++++ Extracted material ++++

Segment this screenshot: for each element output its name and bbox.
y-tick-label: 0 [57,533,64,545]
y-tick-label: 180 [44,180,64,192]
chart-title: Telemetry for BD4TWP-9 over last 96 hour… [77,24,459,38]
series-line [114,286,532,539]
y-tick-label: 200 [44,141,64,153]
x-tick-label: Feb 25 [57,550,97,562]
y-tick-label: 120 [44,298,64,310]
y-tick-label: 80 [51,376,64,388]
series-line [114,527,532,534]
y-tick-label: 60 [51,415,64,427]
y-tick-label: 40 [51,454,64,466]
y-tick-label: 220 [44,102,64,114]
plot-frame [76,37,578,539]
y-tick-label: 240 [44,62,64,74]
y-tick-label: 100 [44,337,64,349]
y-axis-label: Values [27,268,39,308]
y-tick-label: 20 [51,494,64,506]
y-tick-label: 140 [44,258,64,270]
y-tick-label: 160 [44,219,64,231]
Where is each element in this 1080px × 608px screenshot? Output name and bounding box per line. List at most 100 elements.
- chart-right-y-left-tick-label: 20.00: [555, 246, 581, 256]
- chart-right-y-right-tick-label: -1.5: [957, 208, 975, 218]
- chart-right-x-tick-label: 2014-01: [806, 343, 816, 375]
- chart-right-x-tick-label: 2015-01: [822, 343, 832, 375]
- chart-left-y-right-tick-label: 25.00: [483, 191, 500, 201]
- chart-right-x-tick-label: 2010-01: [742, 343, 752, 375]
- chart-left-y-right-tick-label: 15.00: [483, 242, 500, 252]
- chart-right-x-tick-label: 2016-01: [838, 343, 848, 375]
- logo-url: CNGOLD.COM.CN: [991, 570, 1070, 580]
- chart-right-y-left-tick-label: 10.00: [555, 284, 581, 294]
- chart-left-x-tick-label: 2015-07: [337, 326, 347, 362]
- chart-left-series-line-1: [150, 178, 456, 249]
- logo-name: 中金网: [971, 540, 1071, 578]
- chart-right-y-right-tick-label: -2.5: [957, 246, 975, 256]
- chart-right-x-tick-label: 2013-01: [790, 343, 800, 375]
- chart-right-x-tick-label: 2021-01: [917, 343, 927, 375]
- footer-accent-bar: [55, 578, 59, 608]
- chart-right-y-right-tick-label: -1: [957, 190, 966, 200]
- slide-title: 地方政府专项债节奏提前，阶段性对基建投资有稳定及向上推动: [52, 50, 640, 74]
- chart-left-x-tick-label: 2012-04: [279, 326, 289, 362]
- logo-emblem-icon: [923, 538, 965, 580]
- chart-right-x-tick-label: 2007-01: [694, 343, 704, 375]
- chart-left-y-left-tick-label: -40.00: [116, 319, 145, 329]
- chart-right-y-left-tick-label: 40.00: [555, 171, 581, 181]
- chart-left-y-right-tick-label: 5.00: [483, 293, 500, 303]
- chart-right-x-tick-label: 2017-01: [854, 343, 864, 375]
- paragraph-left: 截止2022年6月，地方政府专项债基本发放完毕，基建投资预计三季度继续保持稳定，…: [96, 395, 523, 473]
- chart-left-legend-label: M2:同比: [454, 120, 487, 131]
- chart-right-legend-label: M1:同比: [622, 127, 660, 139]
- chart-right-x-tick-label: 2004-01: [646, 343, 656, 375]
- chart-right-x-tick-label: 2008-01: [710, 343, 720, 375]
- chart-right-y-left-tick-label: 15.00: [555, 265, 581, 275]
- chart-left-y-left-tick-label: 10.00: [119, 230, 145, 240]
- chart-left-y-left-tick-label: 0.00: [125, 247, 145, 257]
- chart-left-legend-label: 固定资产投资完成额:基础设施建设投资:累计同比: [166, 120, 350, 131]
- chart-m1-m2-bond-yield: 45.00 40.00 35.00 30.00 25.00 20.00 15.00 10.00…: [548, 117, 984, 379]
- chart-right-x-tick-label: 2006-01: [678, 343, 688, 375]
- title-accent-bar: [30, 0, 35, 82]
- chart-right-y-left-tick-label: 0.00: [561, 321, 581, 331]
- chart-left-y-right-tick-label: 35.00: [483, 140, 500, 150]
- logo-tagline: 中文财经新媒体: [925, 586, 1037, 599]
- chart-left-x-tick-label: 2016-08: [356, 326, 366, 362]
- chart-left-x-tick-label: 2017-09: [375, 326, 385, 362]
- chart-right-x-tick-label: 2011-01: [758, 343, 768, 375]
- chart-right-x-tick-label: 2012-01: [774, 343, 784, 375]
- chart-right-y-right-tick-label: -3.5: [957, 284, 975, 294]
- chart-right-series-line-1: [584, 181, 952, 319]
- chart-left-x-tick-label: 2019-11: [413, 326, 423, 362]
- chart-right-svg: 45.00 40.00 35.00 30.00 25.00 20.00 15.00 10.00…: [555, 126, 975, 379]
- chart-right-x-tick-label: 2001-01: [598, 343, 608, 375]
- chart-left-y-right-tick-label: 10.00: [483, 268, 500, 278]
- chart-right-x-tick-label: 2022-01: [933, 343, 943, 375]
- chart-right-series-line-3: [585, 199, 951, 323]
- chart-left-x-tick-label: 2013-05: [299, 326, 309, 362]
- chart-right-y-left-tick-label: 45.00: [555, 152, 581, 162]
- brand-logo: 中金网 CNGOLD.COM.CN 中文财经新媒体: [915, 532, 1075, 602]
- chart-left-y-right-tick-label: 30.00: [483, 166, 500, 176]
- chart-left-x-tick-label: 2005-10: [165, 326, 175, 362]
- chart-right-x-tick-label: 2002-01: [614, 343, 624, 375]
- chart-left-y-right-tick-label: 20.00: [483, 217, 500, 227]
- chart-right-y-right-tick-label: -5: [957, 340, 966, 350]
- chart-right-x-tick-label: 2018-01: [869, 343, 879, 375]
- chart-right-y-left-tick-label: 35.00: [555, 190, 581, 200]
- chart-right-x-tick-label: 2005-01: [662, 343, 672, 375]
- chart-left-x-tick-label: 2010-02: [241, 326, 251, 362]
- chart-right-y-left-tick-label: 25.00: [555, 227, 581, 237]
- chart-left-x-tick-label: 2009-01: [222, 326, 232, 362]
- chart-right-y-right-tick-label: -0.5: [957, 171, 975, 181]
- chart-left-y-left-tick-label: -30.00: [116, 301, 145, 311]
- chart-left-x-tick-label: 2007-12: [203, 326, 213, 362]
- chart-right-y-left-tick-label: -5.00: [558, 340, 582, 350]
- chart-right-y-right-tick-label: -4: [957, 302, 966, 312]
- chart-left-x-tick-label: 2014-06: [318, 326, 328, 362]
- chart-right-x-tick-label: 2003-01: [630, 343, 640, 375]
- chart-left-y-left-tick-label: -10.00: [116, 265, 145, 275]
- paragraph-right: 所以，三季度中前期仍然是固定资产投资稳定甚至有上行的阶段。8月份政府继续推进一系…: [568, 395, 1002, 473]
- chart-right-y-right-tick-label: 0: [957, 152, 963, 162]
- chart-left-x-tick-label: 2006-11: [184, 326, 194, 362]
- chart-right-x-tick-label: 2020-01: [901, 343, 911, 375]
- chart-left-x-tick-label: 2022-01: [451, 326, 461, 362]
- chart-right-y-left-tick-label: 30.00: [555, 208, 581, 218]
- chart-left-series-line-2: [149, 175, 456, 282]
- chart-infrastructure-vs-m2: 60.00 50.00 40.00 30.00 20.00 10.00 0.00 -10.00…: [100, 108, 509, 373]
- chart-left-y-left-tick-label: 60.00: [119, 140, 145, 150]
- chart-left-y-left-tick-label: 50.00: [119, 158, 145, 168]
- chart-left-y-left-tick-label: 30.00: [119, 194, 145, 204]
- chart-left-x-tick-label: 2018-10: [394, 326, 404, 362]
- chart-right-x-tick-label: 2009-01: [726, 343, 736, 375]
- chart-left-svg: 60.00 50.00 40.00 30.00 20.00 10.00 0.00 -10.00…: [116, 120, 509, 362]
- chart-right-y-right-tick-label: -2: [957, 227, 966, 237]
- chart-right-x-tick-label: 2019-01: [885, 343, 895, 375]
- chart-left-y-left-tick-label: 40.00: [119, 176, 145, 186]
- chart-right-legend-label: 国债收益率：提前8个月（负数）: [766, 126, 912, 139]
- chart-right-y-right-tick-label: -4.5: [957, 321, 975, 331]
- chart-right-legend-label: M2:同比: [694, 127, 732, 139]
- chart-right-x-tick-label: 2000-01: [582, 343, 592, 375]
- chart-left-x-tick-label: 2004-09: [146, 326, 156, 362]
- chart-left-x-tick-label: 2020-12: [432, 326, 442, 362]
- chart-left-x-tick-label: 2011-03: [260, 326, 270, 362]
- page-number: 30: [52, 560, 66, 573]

++++

■ **Set task**:
Turn every line of the rows above, from the first one through the line containing "- chart-right-x-tick-label: 2007-01: [694, 343, 704, 375]", into a Markdown table with the columns No. and Text. Give each line its own number, and omit any blank lines.

■ **Exercise result**:
| No. | Text |
|---|---|
| 1 | Segment this screenshot: for each element output its name and bbox. |
| 2 | y-tick-label: 0 [57,533,64,545] |
| 3 | y-tick-label: 180 [44,180,64,192] |
| 4 | chart-title: Telemetry for BD4TWP-9 over last 96 hour… [77,24,459,38] |
| 5 | series-line [114,286,532,539] |
| 6 | y-tick-label: 200 [44,141,64,153] |
| 7 | x-tick-label: Feb 25 [57,550,97,562] |
| 8 | y-tick-label: 120 [44,298,64,310] |
| 9 | y-tick-label: 80 [51,376,64,388] |
| 10 | series-line [114,527,532,534] |
| 11 | y-tick-label: 60 [51,415,64,427] |
| 12 | y-tick-label: 40 [51,454,64,466] |
| 13 | y-tick-label: 220 [44,102,64,114] |
| 14 | plot-frame [76,37,578,539] |
| 15 | y-tick-label: 240 [44,62,64,74] |
| 16 | y-tick-label: 100 [44,337,64,349] |
| 17 | y-axis-label: Values [27,268,39,308] |
| 18 | y-tick-label: 20 [51,494,64,506] |
| 19 | y-tick-label: 140 [44,258,64,270] |
| 20 | y-tick-label: 160 [44,219,64,231] |
| 21 | Where is each element in this 1080px × 608px screenshot? Output name and bounding box per line. List at most 100 elements. |
| 22 | - chart-right-y-left-tick-label: 20.00: [555, 246, 581, 256] |
| 23 | - chart-right-y-right-tick-label: -1.5: [957, 208, 975, 218] |
| 24 | - chart-right-x-tick-label: 2014-01: [806, 343, 816, 375] |
| 25 | - chart-right-x-tick-label: 2015-01: [822, 343, 832, 375] |
| 26 | - chart-left-y-right-tick-label: 25.00: [483, 191, 500, 201] |
| 27 | - chart-right-x-tick-label: 2010-01: [742, 343, 752, 375] |
| 28 | - chart-left-y-right-tick-label: 15.00: [483, 242, 500, 252] |
| 29 | - chart-right-x-tick-label: 2016-01: [838, 343, 848, 375] |
| 30 | - logo-url: CNGOLD.COM.CN: [991, 570, 1070, 580] |
| 31 | - chart-right-y-left-tick-label: 10.00: [555, 284, 581, 294] |
| 32 | - chart-left-x-tick-label: 2015-07: [337, 326, 347, 362] |
| 33 | - chart-left-series-line-1: [150, 178, 456, 249] |
| 34 | - logo-name: 中金网: [971, 540, 1071, 578] |
| 35 | - chart-right-y-right-tick-label: -2.5: [957, 246, 975, 256] |
| 36 | - chart-right-x-tick-label: 2013-01: [790, 343, 800, 375] |
| 37 | - chart-right-x-tick-label: 2021-01: [917, 343, 927, 375] |
| 38 | - footer-accent-bar: [55, 578, 59, 608] |
| 39 | - chart-right-y-right-tick-label: -1: [957, 190, 966, 200] |
| 40 | - slide-title: 地方政府专项债节奏提前，阶段性对基建投资有稳定及向上推动: [52, 50, 640, 74] |
| 41 | - chart-left-x-tick-label: 2012-04: [279, 326, 289, 362] |
| 42 | - logo-emblem-icon: [923, 538, 965, 580] |
| 43 | - chart-right-x-tick-label: 2007-01: [694, 343, 704, 375] |